----- Data rows -----

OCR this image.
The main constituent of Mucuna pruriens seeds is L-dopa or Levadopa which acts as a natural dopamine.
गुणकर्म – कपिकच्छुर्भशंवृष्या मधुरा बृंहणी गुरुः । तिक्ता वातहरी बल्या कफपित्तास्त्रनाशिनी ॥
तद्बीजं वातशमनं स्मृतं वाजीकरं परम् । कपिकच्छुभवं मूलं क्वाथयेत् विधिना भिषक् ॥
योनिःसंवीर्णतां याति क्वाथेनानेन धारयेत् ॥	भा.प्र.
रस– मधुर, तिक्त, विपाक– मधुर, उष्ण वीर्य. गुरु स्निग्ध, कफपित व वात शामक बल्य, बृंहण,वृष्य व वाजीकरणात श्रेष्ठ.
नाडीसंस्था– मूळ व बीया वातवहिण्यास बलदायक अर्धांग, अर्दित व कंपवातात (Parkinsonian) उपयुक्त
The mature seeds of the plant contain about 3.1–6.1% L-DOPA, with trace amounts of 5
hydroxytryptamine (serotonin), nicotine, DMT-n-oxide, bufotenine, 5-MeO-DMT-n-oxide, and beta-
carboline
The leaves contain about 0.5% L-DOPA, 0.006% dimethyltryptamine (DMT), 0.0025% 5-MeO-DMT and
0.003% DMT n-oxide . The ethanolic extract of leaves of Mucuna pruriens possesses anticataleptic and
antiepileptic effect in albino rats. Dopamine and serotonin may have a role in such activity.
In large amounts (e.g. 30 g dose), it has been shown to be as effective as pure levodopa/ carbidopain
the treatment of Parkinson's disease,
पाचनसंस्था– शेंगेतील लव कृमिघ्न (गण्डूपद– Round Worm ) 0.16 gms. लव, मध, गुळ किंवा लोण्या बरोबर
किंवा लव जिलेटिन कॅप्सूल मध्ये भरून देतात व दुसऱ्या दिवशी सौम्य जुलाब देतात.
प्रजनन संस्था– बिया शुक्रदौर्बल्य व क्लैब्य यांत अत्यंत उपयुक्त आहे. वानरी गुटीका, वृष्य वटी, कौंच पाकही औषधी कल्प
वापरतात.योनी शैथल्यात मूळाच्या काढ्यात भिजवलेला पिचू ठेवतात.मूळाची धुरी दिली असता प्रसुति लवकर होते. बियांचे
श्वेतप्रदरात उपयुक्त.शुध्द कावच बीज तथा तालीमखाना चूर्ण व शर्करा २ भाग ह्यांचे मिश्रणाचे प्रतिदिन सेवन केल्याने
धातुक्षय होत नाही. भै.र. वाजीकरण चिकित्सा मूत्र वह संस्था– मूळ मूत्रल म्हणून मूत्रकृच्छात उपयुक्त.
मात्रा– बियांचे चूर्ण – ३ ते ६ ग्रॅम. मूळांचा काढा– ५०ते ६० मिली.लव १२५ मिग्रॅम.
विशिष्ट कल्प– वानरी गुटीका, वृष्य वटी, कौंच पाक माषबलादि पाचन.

-----

Your instructions => Write out every entry word for word.

Final result =>
OCR this image.
The main constituent of Mucuna pruriens seeds is L-dopa or Levadopa which acts as a natural dopamine.
गुणकर्म – कपिकच्छुर्भशंवृष्या मधुरा बृंहणी गुरुः । तिक्ता वातहरी बल्या कफपित्तास्त्रनाशिनी ॥
तद्बीजं वातशमनं स्मृतं वाजीकरं परम् । कपिकच्छुभवं मूलं क्वाथयेत् विधिना भिषक् ॥
योनिःसंवीर्णतां याति क्वाथेनानेन धारयेत् ॥	भा.प्र.
रस– मधुर, तिक्त, विपाक– मधुर, उष्ण वीर्य. गुरु स्निग्ध, कफपित व वात शामक बल्य, बृंहण,वृष्य व वाजीकरणात श्रेष्ठ.
नाडीसंस्था– मूळ व बीया वातवहिण्यास बलदायक अर्धांग, अर्दित व कंपवातात (Parkinsonian) उपयुक्त
The mature seeds of the plant contain about 3.1–6.1% L-DOPA, with trace amounts of 5
hydroxytryptamine (serotonin), nicotine, DMT-n-oxide, bufotenine, 5-MeO-DMT-n-oxide, and beta-
carboline
The leaves contain about 0.5% L-DOPA, 0.006% dimethyltryptamine (DMT), 0.0025% 5-MeO-DMT and
0.003% DMT n-oxide . The ethanolic extract of leaves of Mucuna pruriens possesses anticataleptic and
antiepileptic effect in albino rats. Dopamine and serotonin may have a role in such activity.
In large amounts (e.g. 30 g dose), it has been shown to be as effective as pure levodopa/ carbidopain
the treatment of Parkinson's disease,
पाचनसंस्था– शेंगेतील लव कृमिघ्न (गण्डूपद– Round Worm ) 0.16 gms. लव, मध, गुळ किंवा लोण्या बरोबर
किंवा लव जिलेटिन कॅप्सूल मध्ये भरून देतात व दुसऱ्या दिवशी सौम्य जुलाब देतात.
प्रजनन संस्था– बिया शुक्रदौर्बल्य व क्लैब्य यांत अत्यंत उपयुक्त आहे. वानरी गुटीका, वृष्य वटी, कौंच पाकही औषधी कल्प
वापरतात.योनी शैथल्यात मूळाच्या काढ्यात भिजवलेला पिचू ठेवतात.मूळाची धुरी दिली असता प्रसुति लवकर होते. बियांचे
श्वेतप्रदरात उपयुक्त.शुध्द कावच बीज तथा तालीमखाना चूर्ण व शर्करा २ भाग ह्यांचे मिश्रणाचे प्रतिदिन सेवन केल्याने
धातुक्षय होत नाही. भै.र. वाजीकरण चिकित्सा मूत्र वह संस्था– मूळ मूत्रल म्हणून मूत्रकृच्छात उपयुक्त.
मात्रा– बियांचे चूर्ण – ३ ते ६ ग्रॅम. मूळांचा काढा– ५०ते ६० मिली.लव १२५ मिग्रॅम.
विशिष्ट कल्प– वानरी गुटीका, वृष्य वटी, कौंच पाक माषबलादि पाचन.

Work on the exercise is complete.